- TASK OBJECTIVE
Which lines hold the word "name"? Copy each of them from the material.

- STORED ROWS

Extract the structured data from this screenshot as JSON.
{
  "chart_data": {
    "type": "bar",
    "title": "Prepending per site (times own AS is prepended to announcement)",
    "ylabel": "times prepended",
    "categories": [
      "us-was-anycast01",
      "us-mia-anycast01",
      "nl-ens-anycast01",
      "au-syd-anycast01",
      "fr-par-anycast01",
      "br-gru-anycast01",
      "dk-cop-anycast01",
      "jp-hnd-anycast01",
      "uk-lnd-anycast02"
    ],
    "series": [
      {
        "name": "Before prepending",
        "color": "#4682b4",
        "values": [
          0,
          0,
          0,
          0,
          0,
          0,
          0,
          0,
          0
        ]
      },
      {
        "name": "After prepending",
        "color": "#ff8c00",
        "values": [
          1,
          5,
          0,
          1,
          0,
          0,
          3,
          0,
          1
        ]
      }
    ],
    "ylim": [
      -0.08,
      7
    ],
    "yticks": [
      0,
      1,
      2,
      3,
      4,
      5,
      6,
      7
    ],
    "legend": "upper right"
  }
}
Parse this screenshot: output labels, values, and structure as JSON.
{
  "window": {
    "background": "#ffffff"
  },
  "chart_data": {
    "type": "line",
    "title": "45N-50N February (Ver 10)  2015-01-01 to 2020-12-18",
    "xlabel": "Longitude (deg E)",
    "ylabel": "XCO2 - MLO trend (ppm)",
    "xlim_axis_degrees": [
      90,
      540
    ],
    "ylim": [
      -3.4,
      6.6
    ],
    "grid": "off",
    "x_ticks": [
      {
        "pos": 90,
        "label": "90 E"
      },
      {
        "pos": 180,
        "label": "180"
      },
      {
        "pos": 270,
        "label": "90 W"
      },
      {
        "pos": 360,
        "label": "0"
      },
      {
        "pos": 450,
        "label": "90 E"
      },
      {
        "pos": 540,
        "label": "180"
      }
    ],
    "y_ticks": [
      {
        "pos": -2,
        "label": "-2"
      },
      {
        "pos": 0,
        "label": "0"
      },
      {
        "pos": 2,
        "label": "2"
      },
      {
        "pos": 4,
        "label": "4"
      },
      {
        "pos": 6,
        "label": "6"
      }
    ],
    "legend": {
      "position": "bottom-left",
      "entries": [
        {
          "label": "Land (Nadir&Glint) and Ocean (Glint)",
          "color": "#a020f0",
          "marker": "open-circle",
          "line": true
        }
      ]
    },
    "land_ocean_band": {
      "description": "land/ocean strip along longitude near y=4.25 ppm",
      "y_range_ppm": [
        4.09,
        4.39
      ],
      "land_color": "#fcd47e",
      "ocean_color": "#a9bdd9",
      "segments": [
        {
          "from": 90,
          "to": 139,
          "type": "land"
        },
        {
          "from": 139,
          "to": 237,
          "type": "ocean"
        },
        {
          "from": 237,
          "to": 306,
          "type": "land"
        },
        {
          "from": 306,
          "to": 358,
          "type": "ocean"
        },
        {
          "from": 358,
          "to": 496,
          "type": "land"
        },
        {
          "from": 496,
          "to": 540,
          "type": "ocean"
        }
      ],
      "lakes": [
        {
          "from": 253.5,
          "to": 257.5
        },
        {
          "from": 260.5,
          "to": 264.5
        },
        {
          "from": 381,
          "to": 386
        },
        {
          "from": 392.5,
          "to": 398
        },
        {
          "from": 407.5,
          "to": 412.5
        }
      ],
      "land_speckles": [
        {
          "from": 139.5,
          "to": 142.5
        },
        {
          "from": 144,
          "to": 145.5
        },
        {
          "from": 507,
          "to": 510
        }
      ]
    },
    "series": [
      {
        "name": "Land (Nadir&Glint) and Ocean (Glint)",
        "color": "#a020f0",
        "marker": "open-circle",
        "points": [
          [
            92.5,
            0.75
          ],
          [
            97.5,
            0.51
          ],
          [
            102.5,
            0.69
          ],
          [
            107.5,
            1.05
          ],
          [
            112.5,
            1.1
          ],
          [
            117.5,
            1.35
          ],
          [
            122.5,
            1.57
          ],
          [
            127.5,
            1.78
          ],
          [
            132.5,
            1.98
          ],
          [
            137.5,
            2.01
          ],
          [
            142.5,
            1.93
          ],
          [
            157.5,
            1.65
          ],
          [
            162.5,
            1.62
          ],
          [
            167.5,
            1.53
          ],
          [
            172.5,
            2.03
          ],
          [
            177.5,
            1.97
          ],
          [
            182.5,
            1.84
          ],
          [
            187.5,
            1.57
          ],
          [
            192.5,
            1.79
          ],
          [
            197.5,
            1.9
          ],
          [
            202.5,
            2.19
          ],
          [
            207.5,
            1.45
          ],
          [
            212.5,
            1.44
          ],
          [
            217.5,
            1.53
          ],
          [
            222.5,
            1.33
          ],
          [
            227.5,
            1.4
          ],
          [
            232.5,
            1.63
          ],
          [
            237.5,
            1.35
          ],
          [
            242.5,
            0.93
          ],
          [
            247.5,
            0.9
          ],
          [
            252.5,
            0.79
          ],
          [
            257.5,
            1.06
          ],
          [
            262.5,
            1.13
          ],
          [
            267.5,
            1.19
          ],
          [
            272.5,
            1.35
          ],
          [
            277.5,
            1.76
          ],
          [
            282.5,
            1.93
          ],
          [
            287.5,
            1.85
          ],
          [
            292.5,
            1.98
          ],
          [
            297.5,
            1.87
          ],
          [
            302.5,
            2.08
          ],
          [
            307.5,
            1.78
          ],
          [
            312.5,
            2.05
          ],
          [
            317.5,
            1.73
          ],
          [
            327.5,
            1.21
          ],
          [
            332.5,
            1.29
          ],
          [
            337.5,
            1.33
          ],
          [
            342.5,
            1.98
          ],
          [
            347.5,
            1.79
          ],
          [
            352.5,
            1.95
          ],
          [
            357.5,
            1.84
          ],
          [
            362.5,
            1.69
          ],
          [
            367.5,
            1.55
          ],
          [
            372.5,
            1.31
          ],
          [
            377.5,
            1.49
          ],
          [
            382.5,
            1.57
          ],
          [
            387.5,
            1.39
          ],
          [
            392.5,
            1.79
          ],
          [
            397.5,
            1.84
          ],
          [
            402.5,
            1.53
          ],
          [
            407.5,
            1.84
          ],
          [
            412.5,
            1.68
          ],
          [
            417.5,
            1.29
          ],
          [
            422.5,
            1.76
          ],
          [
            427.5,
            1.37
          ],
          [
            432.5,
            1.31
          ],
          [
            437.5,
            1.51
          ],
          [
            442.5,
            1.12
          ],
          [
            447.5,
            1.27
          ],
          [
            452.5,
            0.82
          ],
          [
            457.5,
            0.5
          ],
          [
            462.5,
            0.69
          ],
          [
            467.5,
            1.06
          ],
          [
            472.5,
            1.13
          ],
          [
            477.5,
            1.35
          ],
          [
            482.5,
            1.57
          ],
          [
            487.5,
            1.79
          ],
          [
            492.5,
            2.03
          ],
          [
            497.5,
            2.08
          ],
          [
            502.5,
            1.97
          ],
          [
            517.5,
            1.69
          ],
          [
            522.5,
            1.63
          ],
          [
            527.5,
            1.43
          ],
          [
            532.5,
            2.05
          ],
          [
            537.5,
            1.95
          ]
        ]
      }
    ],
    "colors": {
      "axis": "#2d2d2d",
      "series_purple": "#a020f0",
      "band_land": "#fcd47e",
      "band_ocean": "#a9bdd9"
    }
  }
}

- SOLUTION FOR THIS TASK
        "name": "Before prepending",
        "name": "After prepending",
        "name": "Land (Nadir&Glint) and Ocean (Glint)",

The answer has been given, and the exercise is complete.